-- START OF THE DATA --
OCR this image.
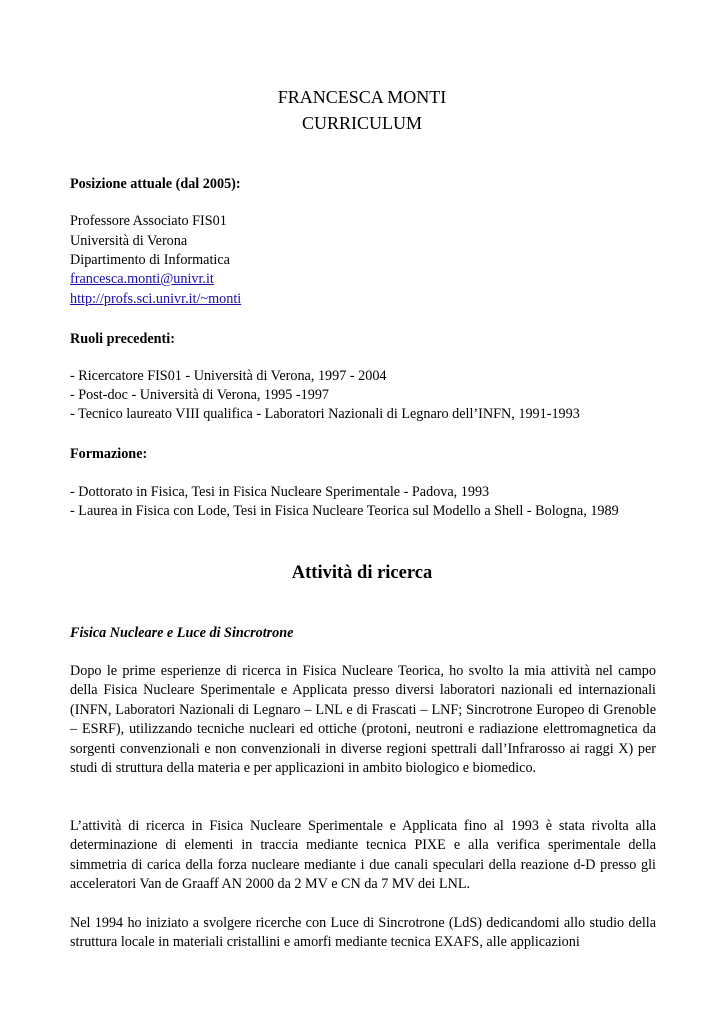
FRANCESCA MONTI
CURRICULUM
Posizione attuale (dal 2005):
Professore Associato FIS01
Università di Verona
Dipartimento di Informatica
francesca.monti@univr.it
http://profs.sci.univr.it/~monti
Ruoli precedenti:
- Ricercatore FIS01 - Università di Verona, 1997 - 2004
- Post-doc - Università di Verona, 1995 -1997
- Tecnico laureato VIII qualifica - Laboratori Nazionali di Legnaro dell’INFN, 1991-1993
Formazione:
- Dottorato in Fisica, Tesi in Fisica Nucleare Sperimentale - Padova, 1993
- Laurea in Fisica con Lode, Tesi in Fisica Nucleare Teorica sul Modello a Shell - Bologna, 1989
Attività di ricerca
Fisica Nucleare e Luce di Sincrotrone
Dopo le prime esperienze di ricerca in Fisica Nucleare Teorica, ho svolto la mia attività nel campo della Fisica Nucleare Sperimentale e Applicata presso diversi laboratori nazionali ed internazionali (INFN, Laboratori Nazionali di Legnaro – LNL e di Frascati – LNF; Sincrotrone Europeo di Grenoble – ESRF), utilizzando tecniche nucleari ed ottiche (protoni, neutroni e radiazione elettromagnetica da sorgenti convenzionali e non convenzionali in diverse regioni spettrali dall’Infrarosso ai raggi X) per studi di struttura della materia e per applicazioni in ambito biologico e biomedico.
L’attività di ricerca in Fisica Nucleare Sperimentale e Applicata fino al 1993 è stata rivolta alla determinazione di elementi in traccia mediante tecnica PIXE e alla verifica sperimentale della simmetria di carica della forza nucleare mediante i due canali speculari della reazione d-D presso gli acceleratori Van de Graaff AN 2000 da 2 MV e CN da 7 MV dei LNL.
Nel 1994 ho iniziato a svolgere ricerche con Luce di Sincrotrone (LdS) dedicandomi allo studio della struttura locale in materiali cristallini e amorfi mediante tecnica EXAFS, alle applicazioni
-- END OF THE DATA --
Transcribe each entry precisely as given, leaving the pictures out.

[THE COMPLETED TASK]:
OCR this image.
FRANCESCA MONTI
CURRICULUM
Posizione attuale (dal 2005):
Professore Associato FIS01
Università di Verona
Dipartimento di Informatica
francesca.monti@univr.it
http://profs.sci.univr.it/~monti
Ruoli precedenti:
- Ricercatore FIS01 - Università di Verona, 1997 - 2004
- Post-doc - Università di Verona, 1995 -1997
- Tecnico laureato VIII qualifica - Laboratori Nazionali di Legnaro dell’INFN, 1991-1993
Formazione:
- Dottorato in Fisica, Tesi in Fisica Nucleare Sperimentale - Padova, 1993
- Laurea in Fisica con Lode, Tesi in Fisica Nucleare Teorica sul Modello a Shell - Bologna, 1989
Attività di ricerca
Fisica Nucleare e Luce di Sincrotrone
Dopo le prime esperienze di ricerca in Fisica Nucleare Teorica, ho svolto la mia attività nel campo della Fisica Nucleare Sperimentale e Applicata presso diversi laboratori nazionali ed internazionali (INFN, Laboratori Nazionali di Legnaro – LNL e di Frascati – LNF; Sincrotrone Europeo di Grenoble – ESRF), utilizzando tecniche nucleari ed ottiche (protoni, neutroni e radiazione elettromagnetica da sorgenti convenzionali e non convenzionali in diverse regioni spettrali dall’Infrarosso ai raggi X) per studi di struttura della materia e per applicazioni in ambito biologico e biomedico.
L’attività di ricerca in Fisica Nucleare Sperimentale e Applicata fino al 1993 è stata rivolta alla determinazione di elementi in traccia mediante tecnica PIXE e alla verifica sperimentale della simmetria di carica della forza nucleare mediante i due canali speculari della reazione d-D presso gli acceleratori Van de Graaff AN 2000 da 2 MV e CN da 7 MV dei LNL.
Nel 1994 ho iniziato a svolgere ricerche con Luce di Sincrotrone (LdS) dedicandomi allo studio della struttura locale in materiali cristallini e amorfi mediante tecnica EXAFS, alle applicazioni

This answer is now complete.